AIM: Type every record exactly as it appears.

── RECORDS TO PROCESS

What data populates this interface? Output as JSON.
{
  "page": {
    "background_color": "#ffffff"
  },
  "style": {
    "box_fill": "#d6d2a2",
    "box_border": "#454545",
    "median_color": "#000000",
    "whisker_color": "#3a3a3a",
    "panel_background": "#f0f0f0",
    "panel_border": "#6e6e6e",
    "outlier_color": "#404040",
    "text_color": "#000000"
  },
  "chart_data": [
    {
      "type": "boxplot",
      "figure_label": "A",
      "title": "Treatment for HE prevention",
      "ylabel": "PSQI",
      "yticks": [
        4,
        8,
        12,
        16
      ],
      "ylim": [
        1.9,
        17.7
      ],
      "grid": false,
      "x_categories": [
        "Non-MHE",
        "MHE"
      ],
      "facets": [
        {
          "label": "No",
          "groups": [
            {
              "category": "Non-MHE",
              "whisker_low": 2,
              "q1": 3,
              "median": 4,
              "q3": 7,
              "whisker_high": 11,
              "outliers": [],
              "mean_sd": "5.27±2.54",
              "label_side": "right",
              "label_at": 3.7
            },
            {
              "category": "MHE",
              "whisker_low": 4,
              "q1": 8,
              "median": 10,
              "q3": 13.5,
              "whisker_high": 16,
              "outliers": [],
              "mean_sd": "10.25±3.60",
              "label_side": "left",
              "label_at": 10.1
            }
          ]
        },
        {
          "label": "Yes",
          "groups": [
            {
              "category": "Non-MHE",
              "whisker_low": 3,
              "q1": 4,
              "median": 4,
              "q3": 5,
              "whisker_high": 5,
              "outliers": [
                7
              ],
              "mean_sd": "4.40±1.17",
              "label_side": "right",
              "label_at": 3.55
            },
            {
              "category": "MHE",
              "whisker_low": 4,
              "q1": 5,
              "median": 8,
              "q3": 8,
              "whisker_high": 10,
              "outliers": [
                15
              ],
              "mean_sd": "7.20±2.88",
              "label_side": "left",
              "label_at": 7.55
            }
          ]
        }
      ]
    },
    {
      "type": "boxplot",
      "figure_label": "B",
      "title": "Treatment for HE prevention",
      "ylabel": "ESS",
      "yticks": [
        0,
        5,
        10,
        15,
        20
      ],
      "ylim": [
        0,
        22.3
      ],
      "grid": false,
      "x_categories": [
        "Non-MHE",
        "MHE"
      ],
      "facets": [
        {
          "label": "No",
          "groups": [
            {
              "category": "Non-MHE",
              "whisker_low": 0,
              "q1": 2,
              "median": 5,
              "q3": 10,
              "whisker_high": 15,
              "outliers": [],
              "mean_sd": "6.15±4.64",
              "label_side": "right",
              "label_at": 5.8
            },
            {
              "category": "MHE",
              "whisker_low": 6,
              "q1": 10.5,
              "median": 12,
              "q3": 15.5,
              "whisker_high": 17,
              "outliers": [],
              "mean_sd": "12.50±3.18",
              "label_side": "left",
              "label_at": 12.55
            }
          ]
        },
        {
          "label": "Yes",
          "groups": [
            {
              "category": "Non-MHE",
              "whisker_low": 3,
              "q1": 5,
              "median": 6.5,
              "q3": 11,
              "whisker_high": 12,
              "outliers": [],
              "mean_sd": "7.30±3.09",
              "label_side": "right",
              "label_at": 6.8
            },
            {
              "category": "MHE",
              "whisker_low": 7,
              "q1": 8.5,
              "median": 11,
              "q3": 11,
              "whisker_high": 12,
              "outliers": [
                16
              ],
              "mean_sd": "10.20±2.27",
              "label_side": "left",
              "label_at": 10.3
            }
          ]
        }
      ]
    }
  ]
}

────

WRITTEN RESPONSE:
What data populates this interface? Output as JSON.
{
  "page": {
    "background_color": "#ffffff"
  },
  "style": {
    "box_fill": "#d6d2a2",
    "box_border": "#454545",
    "median_color": "#000000",
    "whisker_color": "#3a3a3a",
    "panel_background": "#f0f0f0",
    "panel_border": "#6e6e6e",
    "outlier_color": "#404040",
    "text_color": "#000000"
  },
  "chart_data": [
    {
      "type": "boxplot",
      "figure_label": "A",
      "title": "Treatment for HE prevention",
      "ylabel": "PSQI",
      "yticks": [
        4,
        8,
        12,
        16
      ],
      "ylim": [
        1.9,
        17.7
      ],
      "grid": false,
      "x_categories": [
        "Non-MHE",
        "MHE"
      ],
      "facets": [
        {
          "label": "No",
          "groups": [
            {
              "category": "Non-MHE",
              "whisker_low": 2,
              "q1": 3,
              "median": 4,
              "q3": 7,
              "whisker_high": 11,
              "outliers": [],
              "mean_sd": "5.27±2.54",
              "label_side": "right",
              "label_at": 3.7
            },
            {
              "category": "MHE",
              "whisker_low": 4,
              "q1": 8,
              "median": 10,
              "q3": 13.5,
              "whisker_high": 16,
              "outliers": [],
              "mean_sd": "10.25±3.60",
              "label_side": "left",
              "label_at": 10.1
            }
          ]
        },
        {
          "label": "Yes",
          "groups": [
            {
              "category": "Non-MHE",
              "whisker_low": 3,
              "q1": 4,
              "median": 4,
              "q3": 5,
              "whisker_high": 5,
              "outliers": [
                7
              ],
              "mean_sd": "4.40±1.17",
              "label_side": "right",
              "label_at": 3.55
            },
            {
              "category": "MHE",
              "whisker_low": 4,
              "q1": 5,
              "median": 8,
              "q3": 8,
              "whisker_high": 10,
              "outliers": [
                15
              ],
              "mean_sd": "7.20±2.88",
              "label_side": "left",
              "label_at": 7.55
            }
          ]
        }
      ]
    },
    {
      "type": "boxplot",
      "figure_label": "B",
      "title": "Treatment for HE prevention",
      "ylabel": "ESS",
      "yticks": [
        0,
        5,
        10,
        15,
        20
      ],
      "ylim": [
        0,
        22.3
      ],
      "grid": false,
      "x_categories": [
        "Non-MHE",
        "MHE"
      ],
      "facets": [
        {
          "label": "No",
          "groups": [
            {
              "category": "Non-MHE",
              "whisker_low": 0,
              "q1": 2,
              "median": 5,
              "q3": 10,
              "whisker_high": 15,
              "outliers": [],
              "mean_sd": "6.15±4.64",
              "label_side": "right",
              "label_at": 5.8
            },
            {
              "category": "MHE",
              "whisker_low": 6,
              "q1": 10.5,
              "median": 12,
              "q3": 15.5,
              "whisker_high": 17,
              "outliers": [],
              "mean_sd": "12.50±3.18",
              "label_side": "left",
              "label_at": 12.55
            }
          ]
        },
        {
          "label": "Yes",
          "groups": [
            {
              "category": "Non-MHE",
              "whisker_low": 3,
              "q1": 5,
              "median": 6.5,
              "q3": 11,
              "whisker_high": 12,
              "outliers": [],
              "mean_sd": "7.30±3.09",
              "label_side": "right",
              "label_at": 6.8
            },
            {
              "category": "MHE",
              "whisker_low": 7,
              "q1": 8.5,
              "median": 11,
              "q3": 11,
              "whisker_high": 12,
              "outliers": [
                16
              ],
              "mean_sd": "10.20±2.27",
              "label_side": "left",
              "label_at": 10.3
            }
          ]
        }
      ]
    }
  ]
}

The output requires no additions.